▸ SUPPLIED MATERIAL
┄┄┄┄┄┄

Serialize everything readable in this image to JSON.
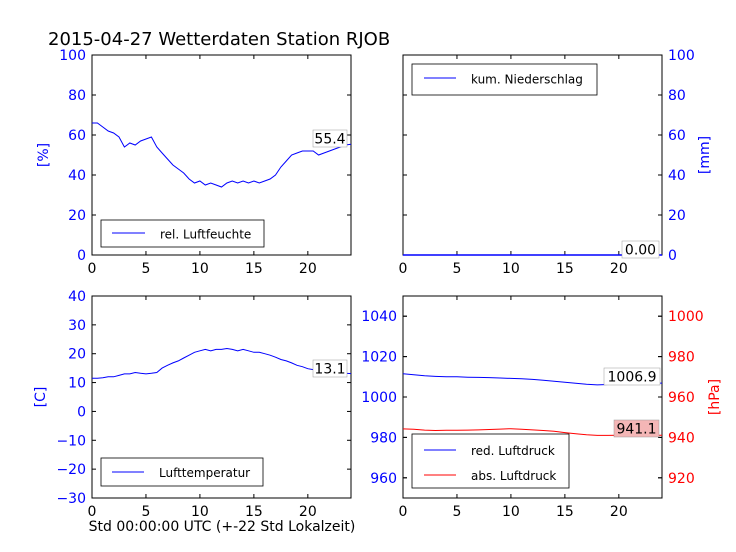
{
  "title": "2015-04-27 Wetterdaten Station RJOB",
  "xlabel": "Std 00:00:00 UTC (+-22 Std Lokalzeit)",
  "colors": {
    "blue": "#0000ff",
    "red": "#ff0000",
    "last_red_bg": "#f4b6b6"
  },
  "chart_data": [
    {
      "type": "line",
      "name": "humidity",
      "ylabel": "[%]",
      "xlim": [
        0,
        24
      ],
      "ylim": [
        0,
        100
      ],
      "xticks": [
        0,
        5,
        10,
        15,
        20
      ],
      "yticks": [
        0,
        20,
        40,
        60,
        80,
        100
      ],
      "legend": "lower-left",
      "series": [
        {
          "name": "rel. Luftfeuchte",
          "color": "#0000ff",
          "x": [
            0,
            0.5,
            1,
            1.5,
            2,
            2.5,
            3,
            3.5,
            4,
            4.5,
            5,
            5.5,
            6,
            6.5,
            7,
            7.5,
            8,
            8.5,
            9,
            9.5,
            10,
            10.5,
            11,
            11.5,
            12,
            12.5,
            13,
            13.5,
            14,
            14.5,
            15,
            15.5,
            16,
            16.5,
            17,
            17.5,
            18,
            18.5,
            19,
            19.5,
            20,
            20.5,
            21,
            21.5,
            22,
            22.5,
            23,
            23.5,
            24
          ],
          "y": [
            66,
            66,
            64,
            62,
            61,
            59,
            54,
            56,
            55,
            57,
            58,
            59,
            54,
            51,
            48,
            45,
            43,
            41,
            38,
            36,
            37,
            35,
            36,
            35,
            34,
            36,
            37,
            36,
            37,
            36,
            37,
            36,
            37,
            38,
            40,
            44,
            47,
            50,
            51,
            52,
            52,
            52,
            50,
            51,
            52,
            53,
            54,
            55,
            55.4
          ]
        }
      ],
      "last_label": "55.4"
    },
    {
      "type": "line",
      "name": "precipitation",
      "ylabel": "[mm]",
      "xlim": [
        0,
        24
      ],
      "ylim": [
        0,
        100
      ],
      "xticks": [
        0,
        5,
        10,
        15,
        20
      ],
      "yticks": [
        0,
        20,
        40,
        60,
        80,
        100
      ],
      "legend": "top-left",
      "series": [
        {
          "name": "kum. Niederschlag",
          "color": "#0000ff",
          "x": [
            0,
            24
          ],
          "y": [
            0,
            0
          ]
        }
      ],
      "last_label": "0.00"
    },
    {
      "type": "line",
      "name": "temperature",
      "ylabel": "[C]",
      "xlim": [
        0,
        24
      ],
      "ylim": [
        -30,
        40
      ],
      "xticks": [
        0,
        5,
        10,
        15,
        20
      ],
      "yticks": [
        -30,
        -20,
        -10,
        0,
        10,
        20,
        30,
        40
      ],
      "legend": "lower-left",
      "series": [
        {
          "name": "Lufttemperatur",
          "color": "#0000ff",
          "x": [
            0,
            0.5,
            1,
            1.5,
            2,
            2.5,
            3,
            3.5,
            4,
            4.5,
            5,
            5.5,
            6,
            6.5,
            7,
            7.5,
            8,
            8.5,
            9,
            9.5,
            10,
            10.5,
            11,
            11.5,
            12,
            12.5,
            13,
            13.5,
            14,
            14.5,
            15,
            15.5,
            16,
            16.5,
            17,
            17.5,
            18,
            18.5,
            19,
            19.5,
            20,
            20.5,
            21,
            21.5,
            22,
            22.5,
            23,
            23.5,
            24
          ],
          "y": [
            11.5,
            11.5,
            11.7,
            12,
            12,
            12.5,
            13,
            13,
            13.5,
            13.2,
            13,
            13.2,
            13.5,
            15,
            16,
            16.8,
            17.5,
            18.5,
            19.5,
            20.5,
            21,
            21.5,
            21,
            21.5,
            21.5,
            21.8,
            21.5,
            21,
            21.5,
            21,
            20.5,
            20.5,
            20,
            19.5,
            18.8,
            18,
            17.5,
            16.8,
            16,
            15.5,
            14.8,
            14.5,
            14.2,
            14,
            13.8,
            13.5,
            13.3,
            13.2,
            13.1
          ]
        }
      ],
      "last_label": "13.1"
    },
    {
      "type": "line",
      "name": "pressure",
      "ylabel_right": "[hPa]",
      "xlim": [
        0,
        24
      ],
      "ylim_left": [
        950,
        1050
      ],
      "ylim_right": [
        910,
        1010
      ],
      "xticks": [
        0,
        5,
        10,
        15,
        20
      ],
      "yticks_left": [
        960,
        980,
        1000,
        1020,
        1040
      ],
      "yticks_right": [
        920,
        940,
        960,
        980,
        1000
      ],
      "legend": "lower-left",
      "series": [
        {
          "name": "red. Luftdruck",
          "color": "#0000ff",
          "axis": "left",
          "x": [
            0,
            1,
            2,
            3,
            4,
            5,
            6,
            7,
            8,
            9,
            10,
            11,
            12,
            13,
            14,
            15,
            16,
            17,
            18,
            19,
            20,
            21,
            22,
            23,
            24
          ],
          "y": [
            1011.5,
            1011,
            1010.5,
            1010.2,
            1010,
            1010,
            1009.8,
            1009.7,
            1009.6,
            1009.4,
            1009.2,
            1009,
            1008.7,
            1008.3,
            1007.8,
            1007.3,
            1006.8,
            1006.3,
            1006,
            1006.2,
            1006.5,
            1006.7,
            1006.8,
            1006.9,
            1006.9
          ]
        },
        {
          "name": "abs. Luftdruck",
          "color": "#ff0000",
          "axis": "right",
          "x": [
            0,
            1,
            2,
            3,
            4,
            5,
            6,
            7,
            8,
            9,
            10,
            11,
            12,
            13,
            14,
            15,
            16,
            17,
            18,
            19,
            20,
            21,
            22,
            23,
            24
          ],
          "y": [
            944.2,
            944,
            943.6,
            943.4,
            943.5,
            943.5,
            943.6,
            943.7,
            943.9,
            944.1,
            944.3,
            944,
            943.7,
            943.4,
            943,
            942.4,
            941.8,
            941.3,
            941,
            941,
            941.1,
            941.1,
            941.1,
            941.1,
            941.1
          ]
        }
      ],
      "last_label_left": "1006.9",
      "last_label_right": "941.1"
    }
  ]
}
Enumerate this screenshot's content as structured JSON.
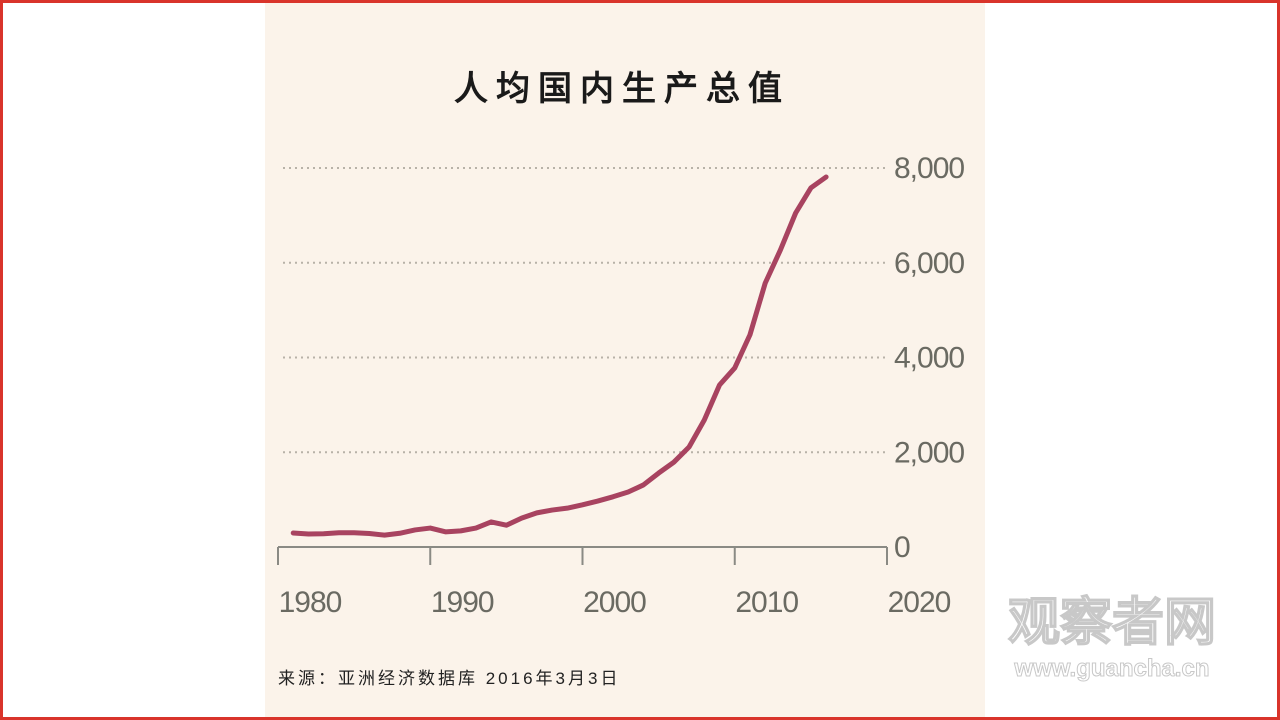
{
  "chart_data": {
    "type": "line",
    "title": "人均国内生产总值",
    "source": "来源：亚洲经济数据库 2016年3月3日",
    "watermark": "观察者网",
    "watermark_url": "www.guancha.cn",
    "x": [
      1981,
      1982,
      1983,
      1984,
      1985,
      1986,
      1987,
      1988,
      1989,
      1990,
      1991,
      1992,
      1993,
      1994,
      1995,
      1996,
      1997,
      1998,
      1999,
      2000,
      2001,
      2002,
      2003,
      2004,
      2005,
      2006,
      2007,
      2008,
      2009,
      2010,
      2011,
      2012,
      2013,
      2014,
      2015,
      2016
    ],
    "series": [
      {
        "name": "人均国内生产总值",
        "color": "#a84360",
        "values": [
          295,
          275,
          280,
          300,
          300,
          285,
          250,
          290,
          360,
          400,
          320,
          340,
          400,
          530,
          460,
          610,
          720,
          780,
          820,
          890,
          970,
          1060,
          1160,
          1310,
          1560,
          1790,
          2110,
          2680,
          3420,
          3780,
          4480,
          5570,
          6270,
          7050,
          7580,
          7810
        ]
      }
    ],
    "xlim": [
      1980,
      2020
    ],
    "xticks": [
      1980,
      1990,
      2000,
      2010,
      2020
    ],
    "ylim": [
      0,
      8000
    ],
    "yticks": [
      0,
      {
        "value": 2000,
        "label": "2,000"
      },
      {
        "value": 4000,
        "label": "4,000"
      },
      {
        "value": 6000,
        "label": "6,000"
      },
      {
        "value": 8000,
        "label": "8,000"
      }
    ],
    "grid": true
  }
}
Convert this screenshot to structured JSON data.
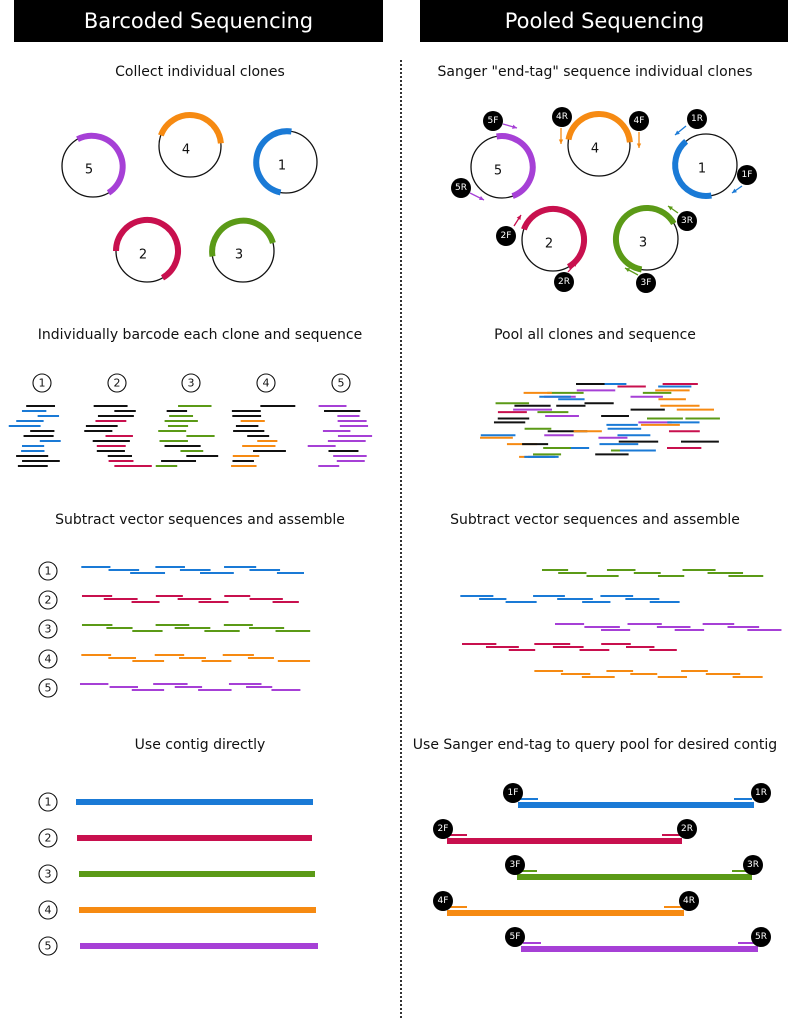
{
  "headers": {
    "left": "Barcoded Sequencing",
    "right": "Pooled Sequencing"
  },
  "colors": {
    "1": "#1a7ad6",
    "2": "#c8104e",
    "3": "#5b9a17",
    "4": "#f68a12",
    "5": "#a640d6",
    "black": "#111111"
  },
  "left": {
    "step1": "Collect individual clones",
    "step2": "Individually barcode each clone and sequence",
    "step3": "Subtract vector sequences and assemble",
    "step4": "Use contig directly",
    "clone_labels": [
      "5",
      "4",
      "1",
      "2",
      "3"
    ],
    "barcode_labels": [
      "1",
      "2",
      "3",
      "4",
      "5"
    ],
    "assembly_labels": [
      "1",
      "2",
      "3",
      "4",
      "5"
    ],
    "contig_labels": [
      "1",
      "2",
      "3",
      "4",
      "5"
    ]
  },
  "right": {
    "step1": "Sanger \"end-tag\" sequence individual clones",
    "step2": "Pool all clones and sequence",
    "step3": "Subtract vector sequences and assemble",
    "step4": "Use Sanger end-tag to query pool for desired contig",
    "clone_labels": [
      "5",
      "4",
      "1",
      "2",
      "3"
    ],
    "tags": {
      "5F": "5F",
      "5R": "5R",
      "4R": "4R",
      "4F": "4F",
      "1R": "1R",
      "1F": "1F",
      "2F": "2F",
      "2R": "2R",
      "3R": "3R",
      "3F": "3F"
    },
    "contig_tags": [
      [
        "1F",
        "1R"
      ],
      [
        "2F",
        "2R"
      ],
      [
        "3F",
        "3R"
      ],
      [
        "4F",
        "4R"
      ],
      [
        "5F",
        "5R"
      ]
    ]
  }
}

┄┄┄┄┄┄

Copy exactly the lines from the line containing "Convert this screenshot" through the last line of the records, both included, and omit every picture.

▸ TASK OUTPUT
Convert this screenshot to structured JSON data.
{
  "headers": {
    "left": "Barcoded Sequencing",
    "right": "Pooled Sequencing"
  },
  "colors": {
    "1": "#1a7ad6",
    "2": "#c8104e",
    "3": "#5b9a17",
    "4": "#f68a12",
    "5": "#a640d6",
    "black": "#111111"
  },
  "left": {
    "step1": "Collect individual clones",
    "step2": "Individually barcode each clone and sequence",
    "step3": "Subtract vector sequences and assemble",
    "step4": "Use contig directly",
    "clone_labels": [
      "5",
      "4",
      "1",
      "2",
      "3"
    ],
    "barcode_labels": [
      "1",
      "2",
      "3",
      "4",
      "5"
    ],
    "assembly_labels": [
      "1",
      "2",
      "3",
      "4",
      "5"
    ],
    "contig_labels": [
      "1",
      "2",
      "3",
      "4",
      "5"
    ]
  },
  "right": {
    "step1": "Sanger \"end-tag\" sequence individual clones",
    "step2": "Pool all clones and sequence",
    "step3": "Subtract vector sequences and assemble",
    "step4": "Use Sanger end-tag to query pool for desired contig",
    "clone_labels": [
      "5",
      "4",
      "1",
      "2",
      "3"
    ],
    "tags": {
      "5F": "5F",
      "5R": "5R",
      "4R": "4R",
      "4F": "4F",
      "1R": "1R",
      "1F": "1F",
      "2F": "2F",
      "2R": "2R",
      "3R": "3R",
      "3F": "3F"
    },
    "contig_tags": [
      [
        "1F",
        "1R"
      ],
      [
        "2F",
        "2R"
      ],
      [
        "3F",
        "3R"
      ],
      [
        "4F",
        "4R"
      ],
      [
        "5F",
        "5R"
      ]
    ]
  }
}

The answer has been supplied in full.